## Task goal:
Quote the data below in full, please, without altering anything.

[Source data]
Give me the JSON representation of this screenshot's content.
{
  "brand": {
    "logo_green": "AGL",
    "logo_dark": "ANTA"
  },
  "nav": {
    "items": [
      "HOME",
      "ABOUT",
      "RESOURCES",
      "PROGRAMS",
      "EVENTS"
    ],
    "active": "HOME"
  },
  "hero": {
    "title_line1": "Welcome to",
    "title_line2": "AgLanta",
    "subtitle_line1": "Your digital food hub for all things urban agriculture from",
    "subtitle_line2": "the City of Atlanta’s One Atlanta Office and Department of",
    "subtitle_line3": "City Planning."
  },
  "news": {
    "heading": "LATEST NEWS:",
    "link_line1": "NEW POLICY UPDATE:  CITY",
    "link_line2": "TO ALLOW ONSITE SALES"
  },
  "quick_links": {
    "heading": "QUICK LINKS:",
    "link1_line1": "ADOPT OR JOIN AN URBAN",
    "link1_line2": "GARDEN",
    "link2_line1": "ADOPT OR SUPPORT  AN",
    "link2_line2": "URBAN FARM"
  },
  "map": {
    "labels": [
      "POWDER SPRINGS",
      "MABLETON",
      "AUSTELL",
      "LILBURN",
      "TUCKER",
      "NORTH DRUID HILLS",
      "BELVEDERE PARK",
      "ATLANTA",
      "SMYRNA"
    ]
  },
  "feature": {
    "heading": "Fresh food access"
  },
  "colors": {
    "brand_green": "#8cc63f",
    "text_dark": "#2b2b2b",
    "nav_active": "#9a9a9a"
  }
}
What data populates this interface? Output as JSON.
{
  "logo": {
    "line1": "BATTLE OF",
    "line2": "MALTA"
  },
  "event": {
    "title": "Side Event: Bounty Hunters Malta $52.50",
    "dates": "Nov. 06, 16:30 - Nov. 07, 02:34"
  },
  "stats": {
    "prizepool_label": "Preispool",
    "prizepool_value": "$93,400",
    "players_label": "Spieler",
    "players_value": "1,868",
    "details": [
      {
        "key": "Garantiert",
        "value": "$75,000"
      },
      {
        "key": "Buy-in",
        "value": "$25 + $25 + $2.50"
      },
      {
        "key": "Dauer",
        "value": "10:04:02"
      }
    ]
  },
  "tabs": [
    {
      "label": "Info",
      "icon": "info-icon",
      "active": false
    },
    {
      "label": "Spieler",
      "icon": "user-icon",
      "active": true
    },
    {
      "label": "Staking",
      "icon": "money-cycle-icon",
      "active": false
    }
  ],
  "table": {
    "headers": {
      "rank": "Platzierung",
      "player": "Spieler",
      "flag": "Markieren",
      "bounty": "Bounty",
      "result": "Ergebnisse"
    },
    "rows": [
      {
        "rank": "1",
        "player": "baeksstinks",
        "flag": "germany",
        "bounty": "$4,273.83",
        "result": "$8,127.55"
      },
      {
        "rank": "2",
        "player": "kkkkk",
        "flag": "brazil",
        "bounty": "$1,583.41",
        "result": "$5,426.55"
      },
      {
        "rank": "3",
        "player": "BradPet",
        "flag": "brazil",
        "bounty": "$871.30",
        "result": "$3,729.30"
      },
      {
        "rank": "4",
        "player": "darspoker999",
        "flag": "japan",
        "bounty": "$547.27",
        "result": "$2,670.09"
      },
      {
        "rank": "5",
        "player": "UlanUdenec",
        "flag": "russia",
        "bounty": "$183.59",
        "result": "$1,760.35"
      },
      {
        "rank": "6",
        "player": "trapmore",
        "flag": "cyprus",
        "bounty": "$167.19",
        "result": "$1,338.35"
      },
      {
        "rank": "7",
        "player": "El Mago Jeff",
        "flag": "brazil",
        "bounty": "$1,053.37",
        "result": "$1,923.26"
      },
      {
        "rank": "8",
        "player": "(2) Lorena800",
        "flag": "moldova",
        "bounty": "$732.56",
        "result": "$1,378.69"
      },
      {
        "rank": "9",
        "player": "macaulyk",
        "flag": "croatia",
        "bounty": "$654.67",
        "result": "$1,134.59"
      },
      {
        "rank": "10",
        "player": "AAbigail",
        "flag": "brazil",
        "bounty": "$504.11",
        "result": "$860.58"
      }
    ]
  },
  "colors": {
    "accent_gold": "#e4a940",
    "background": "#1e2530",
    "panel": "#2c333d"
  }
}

## Complete answer:
Give me the JSON representation of this screenshot's content.
{
  "brand": {
    "logo_green": "AGL",
    "logo_dark": "ANTA"
  },
  "nav": {
    "items": [
      "HOME",
      "ABOUT",
      "RESOURCES",
      "PROGRAMS",
      "EVENTS"
    ],
    "active": "HOME"
  },
  "hero": {
    "title_line1": "Welcome to",
    "title_line2": "AgLanta",
    "subtitle_line1": "Your digital food hub for all things urban agriculture from",
    "subtitle_line2": "the City of Atlanta’s One Atlanta Office and Department of",
    "subtitle_line3": "City Planning."
  },
  "news": {
    "heading": "LATEST NEWS:",
    "link_line1": "NEW POLICY UPDATE:  CITY",
    "link_line2": "TO ALLOW ONSITE SALES"
  },
  "quick_links": {
    "heading": "QUICK LINKS:",
    "link1_line1": "ADOPT OR JOIN AN URBAN",
    "link1_line2": "GARDEN",
    "link2_line1": "ADOPT OR SUPPORT  AN",
    "link2_line2": "URBAN FARM"
  },
  "map": {
    "labels": [
      "POWDER SPRINGS",
      "MABLETON",
      "AUSTELL",
      "LILBURN",
      "TUCKER",
      "NORTH DRUID HILLS",
      "BELVEDERE PARK",
      "ATLANTA",
      "SMYRNA"
    ]
  },
  "feature": {
    "heading": "Fresh food access"
  },
  "colors": {
    "brand_green": "#8cc63f",
    "text_dark": "#2b2b2b",
    "nav_active": "#9a9a9a"
  }
}
What data populates this interface? Output as JSON.
{
  "logo": {
    "line1": "BATTLE OF",
    "line2": "MALTA"
  },
  "event": {
    "title": "Side Event: Bounty Hunters Malta $52.50",
    "dates": "Nov. 06, 16:30 - Nov. 07, 02:34"
  },
  "stats": {
    "prizepool_label": "Preispool",
    "prizepool_value": "$93,400",
    "players_label": "Spieler",
    "players_value": "1,868",
    "details": [
      {
        "key": "Garantiert",
        "value": "$75,000"
      },
      {
        "key": "Buy-in",
        "value": "$25 + $25 + $2.50"
      },
      {
        "key": "Dauer",
        "value": "10:04:02"
      }
    ]
  },
  "tabs": [
    {
      "label": "Info",
      "icon": "info-icon",
      "active": false
    },
    {
      "label": "Spieler",
      "icon": "user-icon",
      "active": true
    },
    {
      "label": "Staking",
      "icon": "money-cycle-icon",
      "active": false
    }
  ],
  "table": {
    "headers": {
      "rank": "Platzierung",
      "player": "Spieler",
      "flag": "Markieren",
      "bounty": "Bounty",
      "result": "Ergebnisse"
    },
    "rows": [
      {
        "rank": "1",
        "player": "baeksstinks",
        "flag": "germany",
        "bounty": "$4,273.83",
        "result": "$8,127.55"
      },
      {
        "rank": "2",
        "player": "kkkkk",
        "flag": "brazil",
        "bounty": "$1,583.41",
        "result": "$5,426.55"
      },
      {
        "rank": "3",
        "player": "BradPet",
        "flag": "brazil",
        "bounty": "$871.30",
        "result": "$3,729.30"
      },
      {
        "rank": "4",
        "player": "darspoker999",
        "flag": "japan",
        "bounty": "$547.27",
        "result": "$2,670.09"
      },
      {
        "rank": "5",
        "player": "UlanUdenec",
        "flag": "russia",
        "bounty": "$183.59",
        "result": "$1,760.35"
      },
      {
        "rank": "6",
        "player": "trapmore",
        "flag": "cyprus",
        "bounty": "$167.19",
        "result": "$1,338.35"
      },
      {
        "rank": "7",
        "player": "El Mago Jeff",
        "flag": "brazil",
        "bounty": "$1,053.37",
        "result": "$1,923.26"
      },
      {
        "rank": "8",
        "player": "(2) Lorena800",
        "flag": "moldova",
        "bounty": "$732.56",
        "result": "$1,378.69"
      },
      {
        "rank": "9",
        "player": "macaulyk",
        "flag": "croatia",
        "bounty": "$654.67",
        "result": "$1,134.59"
      },
      {
        "rank": "10",
        "player": "AAbigail",
        "flag": "brazil",
        "bounty": "$504.11",
        "result": "$860.58"
      }
    ]
  },
  "colors": {
    "accent_gold": "#e4a940",
    "background": "#1e2530",
    "panel": "#2c333d"
  }
}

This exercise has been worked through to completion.